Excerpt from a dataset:
-- Start --

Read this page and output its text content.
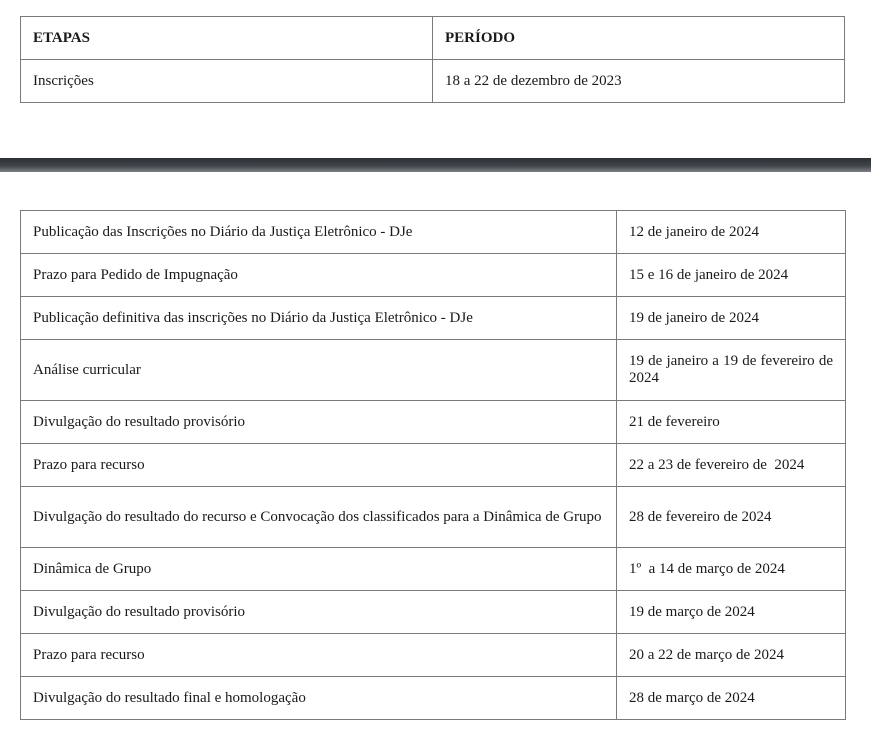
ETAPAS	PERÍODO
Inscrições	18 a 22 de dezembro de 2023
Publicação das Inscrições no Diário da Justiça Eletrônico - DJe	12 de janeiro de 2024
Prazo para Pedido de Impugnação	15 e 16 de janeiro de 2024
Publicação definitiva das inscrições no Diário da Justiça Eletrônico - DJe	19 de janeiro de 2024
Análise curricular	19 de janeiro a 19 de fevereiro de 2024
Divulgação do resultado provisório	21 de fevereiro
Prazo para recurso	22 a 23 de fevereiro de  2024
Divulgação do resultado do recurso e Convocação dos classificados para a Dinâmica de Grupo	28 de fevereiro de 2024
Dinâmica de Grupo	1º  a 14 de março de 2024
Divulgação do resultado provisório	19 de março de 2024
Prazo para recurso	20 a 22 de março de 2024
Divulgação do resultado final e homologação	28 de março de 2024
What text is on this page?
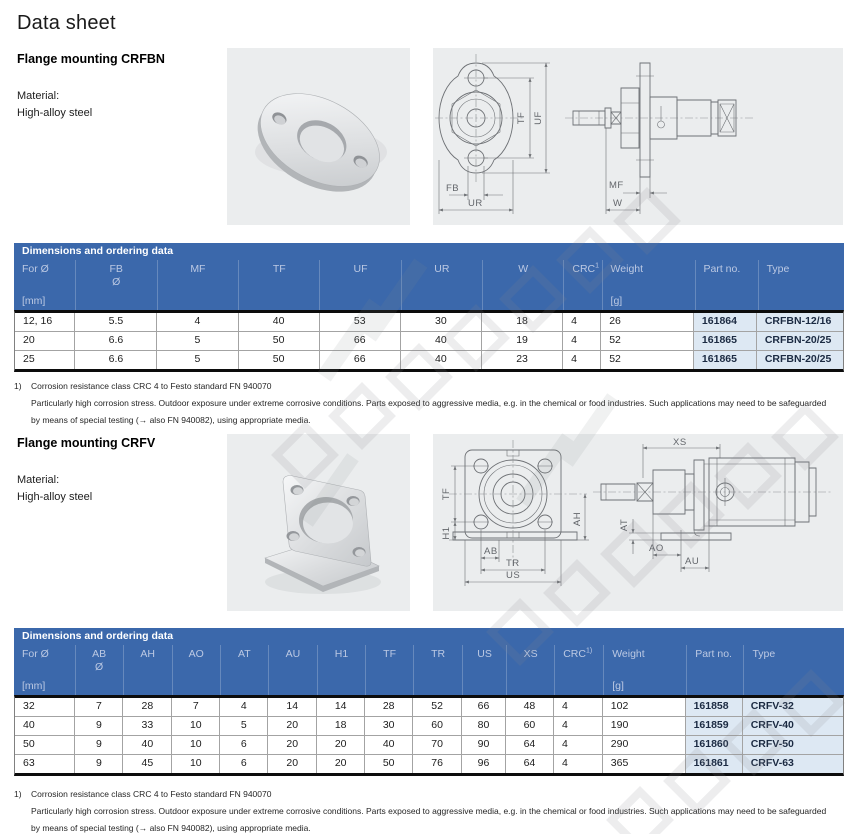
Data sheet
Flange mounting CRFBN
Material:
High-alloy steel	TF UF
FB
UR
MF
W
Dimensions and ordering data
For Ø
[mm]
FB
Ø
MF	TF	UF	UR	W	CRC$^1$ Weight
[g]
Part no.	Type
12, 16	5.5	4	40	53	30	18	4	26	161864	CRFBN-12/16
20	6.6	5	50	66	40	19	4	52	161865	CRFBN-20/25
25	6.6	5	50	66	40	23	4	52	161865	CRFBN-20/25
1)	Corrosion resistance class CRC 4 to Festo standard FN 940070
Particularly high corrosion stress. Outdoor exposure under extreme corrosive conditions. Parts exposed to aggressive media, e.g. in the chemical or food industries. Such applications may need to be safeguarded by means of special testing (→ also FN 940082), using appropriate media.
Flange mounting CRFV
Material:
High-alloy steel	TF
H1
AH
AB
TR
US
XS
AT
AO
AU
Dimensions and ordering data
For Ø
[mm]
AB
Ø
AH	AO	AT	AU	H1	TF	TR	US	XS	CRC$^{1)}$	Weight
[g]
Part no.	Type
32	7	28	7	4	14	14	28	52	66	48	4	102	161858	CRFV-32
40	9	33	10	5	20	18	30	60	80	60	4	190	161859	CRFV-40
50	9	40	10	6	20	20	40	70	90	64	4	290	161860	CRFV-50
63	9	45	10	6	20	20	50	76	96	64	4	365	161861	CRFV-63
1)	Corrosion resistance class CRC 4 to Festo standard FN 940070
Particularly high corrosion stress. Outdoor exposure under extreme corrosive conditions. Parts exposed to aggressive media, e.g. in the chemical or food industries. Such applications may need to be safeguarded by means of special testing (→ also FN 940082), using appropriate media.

-- End --

## Your goal
Output the records above exactly as they are, leaving out the pictures.

## Exercise answer
Read this page and output its text content.
ETAPAS	PERÍODO
Inscrições	18 a 22 de dezembro de 2023
Publicação das Inscrições no Diário da Justiça Eletrônico - DJe	12 de janeiro de 2024
Prazo para Pedido de Impugnação	15 e 16 de janeiro de 2024
Publicação definitiva das inscrições no Diário da Justiça Eletrônico - DJe	19 de janeiro de 2024
Análise curricular	19 de janeiro a 19 de fevereiro de 2024
Divulgação do resultado provisório	21 de fevereiro
Prazo para recurso	22 a 23 de fevereiro de  2024
Divulgação do resultado do recurso e Convocação dos classificados para a Dinâmica de Grupo	28 de fevereiro de 2024
Dinâmica de Grupo	1º  a 14 de março de 2024
Divulgação do resultado provisório	19 de março de 2024
Prazo para recurso	20 a 22 de março de 2024
Divulgação do resultado final e homologação	28 de março de 2024
What text is on this page?
Data sheet
Flange mounting CRFBN
Material:
High-alloy steel	TF UF
FB
UR
MF
W
Dimensions and ordering data
For Ø
[mm]
FB
Ø
MF	TF	UF	UR	W	CRC$^1$ Weight
[g]
Part no.	Type
12, 16	5.5	4	40	53	30	18	4	26	161864	CRFBN-12/16
20	6.6	5	50	66	40	19	4	52	161865	CRFBN-20/25
25	6.6	5	50	66	40	23	4	52	161865	CRFBN-20/25
1)	Corrosion resistance class CRC 4 to Festo standard FN 940070
Particularly high corrosion stress. Outdoor exposure under extreme corrosive conditions. Parts exposed to aggressive media, e.g. in the chemical or food industries. Such applications may need to be safeguarded by means of special testing (→ also FN 940082), using appropriate media.
Flange mounting CRFV
Material:
High-alloy steel	TF
H1
AH
AB
TR
US
XS
AT
AO
AU
Dimensions and ordering data
For Ø
[mm]
AB
Ø
AH	AO	AT	AU	H1	TF	TR	US	XS	CRC$^{1)}$	Weight
[g]
Part no.	Type
32	7	28	7	4	14	14	28	52	66	48	4	102	161858	CRFV-32
40	9	33	10	5	20	18	30	60	80	60	4	190	161859	CRFV-40
50	9	40	10	6	20	20	40	70	90	64	4	290	161860	CRFV-50
63	9	45	10	6	20	20	50	76	96	64	4	365	161861	CRFV-63
1)	Corrosion resistance class CRC 4 to Festo standard FN 940070
Particularly high corrosion stress. Outdoor exposure under extreme corrosive conditions. Parts exposed to aggressive media, e.g. in the chemical or food industries. Such applications may need to be safeguarded by means of special testing (→ also FN 940082), using appropriate media.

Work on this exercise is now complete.